*Problem description*. Return every entry exactly.
********************
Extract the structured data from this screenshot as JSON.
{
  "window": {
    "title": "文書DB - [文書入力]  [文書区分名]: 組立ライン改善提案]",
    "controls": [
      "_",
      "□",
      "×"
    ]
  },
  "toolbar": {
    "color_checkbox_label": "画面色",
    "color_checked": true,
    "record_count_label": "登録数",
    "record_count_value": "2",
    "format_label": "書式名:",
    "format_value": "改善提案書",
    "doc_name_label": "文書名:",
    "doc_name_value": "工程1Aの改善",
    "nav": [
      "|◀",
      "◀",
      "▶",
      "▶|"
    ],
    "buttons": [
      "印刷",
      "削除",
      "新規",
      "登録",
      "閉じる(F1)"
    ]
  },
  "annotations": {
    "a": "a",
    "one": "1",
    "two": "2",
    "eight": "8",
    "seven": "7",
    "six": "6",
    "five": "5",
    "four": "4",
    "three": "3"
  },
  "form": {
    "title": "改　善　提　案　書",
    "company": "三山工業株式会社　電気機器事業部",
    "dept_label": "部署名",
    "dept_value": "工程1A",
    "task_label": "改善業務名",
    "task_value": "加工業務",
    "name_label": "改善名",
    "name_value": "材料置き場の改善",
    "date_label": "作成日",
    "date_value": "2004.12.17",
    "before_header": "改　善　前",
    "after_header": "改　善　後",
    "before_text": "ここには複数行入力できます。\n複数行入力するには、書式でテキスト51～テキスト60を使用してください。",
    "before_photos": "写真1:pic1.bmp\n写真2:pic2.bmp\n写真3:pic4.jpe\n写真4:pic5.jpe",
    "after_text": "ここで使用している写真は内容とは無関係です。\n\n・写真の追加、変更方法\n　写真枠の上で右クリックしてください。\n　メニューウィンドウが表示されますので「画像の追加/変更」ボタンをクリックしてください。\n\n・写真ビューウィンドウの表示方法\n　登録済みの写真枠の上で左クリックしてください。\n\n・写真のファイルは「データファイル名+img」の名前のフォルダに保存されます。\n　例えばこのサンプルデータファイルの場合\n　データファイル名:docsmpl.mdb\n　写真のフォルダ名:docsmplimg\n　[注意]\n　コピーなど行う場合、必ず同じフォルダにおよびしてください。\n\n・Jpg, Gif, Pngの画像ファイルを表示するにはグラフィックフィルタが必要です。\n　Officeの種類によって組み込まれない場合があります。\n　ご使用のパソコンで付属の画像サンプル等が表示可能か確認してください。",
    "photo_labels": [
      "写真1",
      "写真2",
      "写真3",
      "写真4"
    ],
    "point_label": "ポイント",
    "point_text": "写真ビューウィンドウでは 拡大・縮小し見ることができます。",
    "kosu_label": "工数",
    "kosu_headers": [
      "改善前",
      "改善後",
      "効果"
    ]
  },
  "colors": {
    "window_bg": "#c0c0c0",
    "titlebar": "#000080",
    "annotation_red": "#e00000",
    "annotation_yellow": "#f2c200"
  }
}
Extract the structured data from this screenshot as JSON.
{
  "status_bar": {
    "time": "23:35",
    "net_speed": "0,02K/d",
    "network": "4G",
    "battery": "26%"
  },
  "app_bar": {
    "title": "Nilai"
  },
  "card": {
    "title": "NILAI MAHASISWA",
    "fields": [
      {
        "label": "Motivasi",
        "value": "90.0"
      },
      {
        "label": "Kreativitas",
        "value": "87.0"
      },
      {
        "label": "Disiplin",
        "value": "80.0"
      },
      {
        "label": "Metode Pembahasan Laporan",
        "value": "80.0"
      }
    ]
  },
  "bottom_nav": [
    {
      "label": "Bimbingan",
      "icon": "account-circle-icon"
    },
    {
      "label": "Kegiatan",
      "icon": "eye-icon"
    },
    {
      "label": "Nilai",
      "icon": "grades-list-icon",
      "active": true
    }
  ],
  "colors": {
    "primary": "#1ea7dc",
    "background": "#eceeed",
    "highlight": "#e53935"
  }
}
********************
*Exercise solution*.
Extract the structured data from this screenshot as JSON.
{
  "window": {
    "title": "文書DB - [文書入力]  [文書区分名]: 組立ライン改善提案]",
    "controls": [
      "_",
      "□",
      "×"
    ]
  },
  "toolbar": {
    "color_checkbox_label": "画面色",
    "color_checked": true,
    "record_count_label": "登録数",
    "record_count_value": "2",
    "format_label": "書式名:",
    "format_value": "改善提案書",
    "doc_name_label": "文書名:",
    "doc_name_value": "工程1Aの改善",
    "nav": [
      "|◀",
      "◀",
      "▶",
      "▶|"
    ],
    "buttons": [
      "印刷",
      "削除",
      "新規",
      "登録",
      "閉じる(F1)"
    ]
  },
  "annotations": {
    "a": "a",
    "one": "1",
    "two": "2",
    "eight": "8",
    "seven": "7",
    "six": "6",
    "five": "5",
    "four": "4",
    "three": "3"
  },
  "form": {
    "title": "改　善　提　案　書",
    "company": "三山工業株式会社　電気機器事業部",
    "dept_label": "部署名",
    "dept_value": "工程1A",
    "task_label": "改善業務名",
    "task_value": "加工業務",
    "name_label": "改善名",
    "name_value": "材料置き場の改善",
    "date_label": "作成日",
    "date_value": "2004.12.17",
    "before_header": "改　善　前",
    "after_header": "改　善　後",
    "before_text": "ここには複数行入力できます。\n複数行入力するには、書式でテキスト51～テキスト60を使用してください。",
    "before_photos": "写真1:pic1.bmp\n写真2:pic2.bmp\n写真3:pic4.jpe\n写真4:pic5.jpe",
    "after_text": "ここで使用している写真は内容とは無関係です。\n\n・写真の追加、変更方法\n　写真枠の上で右クリックしてください。\n　メニューウィンドウが表示されますので「画像の追加/変更」ボタンをクリックしてください。\n\n・写真ビューウィンドウの表示方法\n　登録済みの写真枠の上で左クリックしてください。\n\n・写真のファイルは「データファイル名+img」の名前のフォルダに保存されます。\n　例えばこのサンプルデータファイルの場合\n　データファイル名:docsmpl.mdb\n　写真のフォルダ名:docsmplimg\n　[注意]\n　コピーなど行う場合、必ず同じフォルダにおよびしてください。\n\n・Jpg, Gif, Pngの画像ファイルを表示するにはグラフィックフィルタが必要です。\n　Officeの種類によって組み込まれない場合があります。\n　ご使用のパソコンで付属の画像サンプル等が表示可能か確認してください。",
    "photo_labels": [
      "写真1",
      "写真2",
      "写真3",
      "写真4"
    ],
    "point_label": "ポイント",
    "point_text": "写真ビューウィンドウでは 拡大・縮小し見ることができます。",
    "kosu_label": "工数",
    "kosu_headers": [
      "改善前",
      "改善後",
      "効果"
    ]
  },
  "colors": {
    "window_bg": "#c0c0c0",
    "titlebar": "#000080",
    "annotation_red": "#e00000",
    "annotation_yellow": "#f2c200"
  }
}
Extract the structured data from this screenshot as JSON.
{
  "status_bar": {
    "time": "23:35",
    "net_speed": "0,02K/d",
    "network": "4G",
    "battery": "26%"
  },
  "app_bar": {
    "title": "Nilai"
  },
  "card": {
    "title": "NILAI MAHASISWA",
    "fields": [
      {
        "label": "Motivasi",
        "value": "90.0"
      },
      {
        "label": "Kreativitas",
        "value": "87.0"
      },
      {
        "label": "Disiplin",
        "value": "80.0"
      },
      {
        "label": "Metode Pembahasan Laporan",
        "value": "80.0"
      }
    ]
  },
  "bottom_nav": [
    {
      "label": "Bimbingan",
      "icon": "account-circle-icon"
    },
    {
      "label": "Kegiatan",
      "icon": "eye-icon"
    },
    {
      "label": "Nilai",
      "icon": "grades-list-icon",
      "active": true
    }
  ],
  "colors": {
    "primary": "#1ea7dc",
    "background": "#eceeed",
    "highlight": "#e53935"
  }
}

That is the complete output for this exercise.